Direction
Give the number of lines that include the word "this", nothing more.

* * * *

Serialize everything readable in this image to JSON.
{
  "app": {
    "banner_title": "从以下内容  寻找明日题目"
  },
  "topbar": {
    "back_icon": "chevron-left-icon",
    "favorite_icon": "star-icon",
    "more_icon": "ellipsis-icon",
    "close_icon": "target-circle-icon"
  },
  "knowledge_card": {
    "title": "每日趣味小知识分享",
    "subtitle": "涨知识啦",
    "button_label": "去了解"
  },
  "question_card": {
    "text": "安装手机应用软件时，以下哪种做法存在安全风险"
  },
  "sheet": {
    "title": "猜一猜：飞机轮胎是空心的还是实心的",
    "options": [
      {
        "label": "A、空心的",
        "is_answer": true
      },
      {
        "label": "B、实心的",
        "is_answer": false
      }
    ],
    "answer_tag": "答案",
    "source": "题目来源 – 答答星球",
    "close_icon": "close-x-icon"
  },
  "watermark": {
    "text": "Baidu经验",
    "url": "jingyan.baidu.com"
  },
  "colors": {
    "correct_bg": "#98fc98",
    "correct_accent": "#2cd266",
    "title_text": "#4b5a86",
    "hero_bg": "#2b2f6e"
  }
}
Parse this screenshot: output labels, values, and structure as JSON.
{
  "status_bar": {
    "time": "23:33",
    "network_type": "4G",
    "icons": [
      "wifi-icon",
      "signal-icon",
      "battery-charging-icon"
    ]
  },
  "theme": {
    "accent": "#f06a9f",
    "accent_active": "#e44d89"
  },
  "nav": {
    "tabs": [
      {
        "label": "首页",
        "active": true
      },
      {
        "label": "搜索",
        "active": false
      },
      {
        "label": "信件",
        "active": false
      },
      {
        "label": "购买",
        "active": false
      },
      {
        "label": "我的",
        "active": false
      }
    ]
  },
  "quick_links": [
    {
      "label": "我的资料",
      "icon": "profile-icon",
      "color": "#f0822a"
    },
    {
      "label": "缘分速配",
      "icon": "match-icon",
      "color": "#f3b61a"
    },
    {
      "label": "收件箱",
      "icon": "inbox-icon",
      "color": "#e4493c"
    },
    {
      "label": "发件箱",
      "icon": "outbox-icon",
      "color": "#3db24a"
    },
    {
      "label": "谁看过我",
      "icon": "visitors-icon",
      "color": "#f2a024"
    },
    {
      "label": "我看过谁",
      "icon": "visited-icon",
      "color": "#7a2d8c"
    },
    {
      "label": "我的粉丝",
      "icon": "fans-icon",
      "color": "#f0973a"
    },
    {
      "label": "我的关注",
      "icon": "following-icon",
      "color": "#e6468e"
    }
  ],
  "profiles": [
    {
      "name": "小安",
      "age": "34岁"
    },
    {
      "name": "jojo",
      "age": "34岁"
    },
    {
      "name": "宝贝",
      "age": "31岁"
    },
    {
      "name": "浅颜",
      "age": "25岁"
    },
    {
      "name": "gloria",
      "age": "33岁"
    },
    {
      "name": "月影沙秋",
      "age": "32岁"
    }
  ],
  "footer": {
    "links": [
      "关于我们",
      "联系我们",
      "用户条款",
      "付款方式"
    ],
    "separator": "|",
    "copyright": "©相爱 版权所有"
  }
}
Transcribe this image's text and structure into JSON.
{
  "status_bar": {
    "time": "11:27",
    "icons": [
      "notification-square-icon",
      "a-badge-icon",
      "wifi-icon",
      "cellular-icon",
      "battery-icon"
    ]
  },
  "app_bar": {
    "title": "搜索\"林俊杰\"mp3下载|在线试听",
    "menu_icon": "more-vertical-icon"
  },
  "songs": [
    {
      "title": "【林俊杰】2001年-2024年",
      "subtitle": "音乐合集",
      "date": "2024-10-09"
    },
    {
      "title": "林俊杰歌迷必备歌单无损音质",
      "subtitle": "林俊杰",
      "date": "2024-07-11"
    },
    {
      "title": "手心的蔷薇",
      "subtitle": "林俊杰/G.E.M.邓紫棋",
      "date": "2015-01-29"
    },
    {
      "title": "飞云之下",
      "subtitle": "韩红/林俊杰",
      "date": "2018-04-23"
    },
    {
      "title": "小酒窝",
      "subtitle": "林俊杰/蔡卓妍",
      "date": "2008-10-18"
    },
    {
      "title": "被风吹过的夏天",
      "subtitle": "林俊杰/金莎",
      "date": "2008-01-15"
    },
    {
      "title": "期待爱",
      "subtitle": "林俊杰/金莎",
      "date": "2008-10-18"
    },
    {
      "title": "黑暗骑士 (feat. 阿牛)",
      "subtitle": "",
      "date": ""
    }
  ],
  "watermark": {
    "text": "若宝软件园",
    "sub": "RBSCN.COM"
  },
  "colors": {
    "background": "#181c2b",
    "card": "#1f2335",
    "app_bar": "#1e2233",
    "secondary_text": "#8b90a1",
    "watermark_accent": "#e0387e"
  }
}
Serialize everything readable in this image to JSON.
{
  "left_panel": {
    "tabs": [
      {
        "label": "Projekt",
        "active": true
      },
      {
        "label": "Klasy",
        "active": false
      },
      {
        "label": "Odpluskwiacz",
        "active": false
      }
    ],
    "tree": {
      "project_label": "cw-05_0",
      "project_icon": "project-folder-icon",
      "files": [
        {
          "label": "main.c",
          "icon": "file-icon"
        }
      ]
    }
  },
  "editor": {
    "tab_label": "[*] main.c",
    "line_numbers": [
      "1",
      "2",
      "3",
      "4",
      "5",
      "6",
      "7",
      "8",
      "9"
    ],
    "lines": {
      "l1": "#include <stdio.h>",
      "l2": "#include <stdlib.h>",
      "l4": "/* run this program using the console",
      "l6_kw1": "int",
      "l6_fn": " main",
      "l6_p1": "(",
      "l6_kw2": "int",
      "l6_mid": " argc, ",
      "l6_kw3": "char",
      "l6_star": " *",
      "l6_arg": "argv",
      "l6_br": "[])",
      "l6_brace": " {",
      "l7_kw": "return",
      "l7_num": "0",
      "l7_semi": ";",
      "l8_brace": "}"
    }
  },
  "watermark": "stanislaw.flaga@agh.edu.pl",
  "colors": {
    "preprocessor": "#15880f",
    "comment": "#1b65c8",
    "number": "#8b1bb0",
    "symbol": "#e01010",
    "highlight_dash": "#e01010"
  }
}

* * * *

Answer for the task
5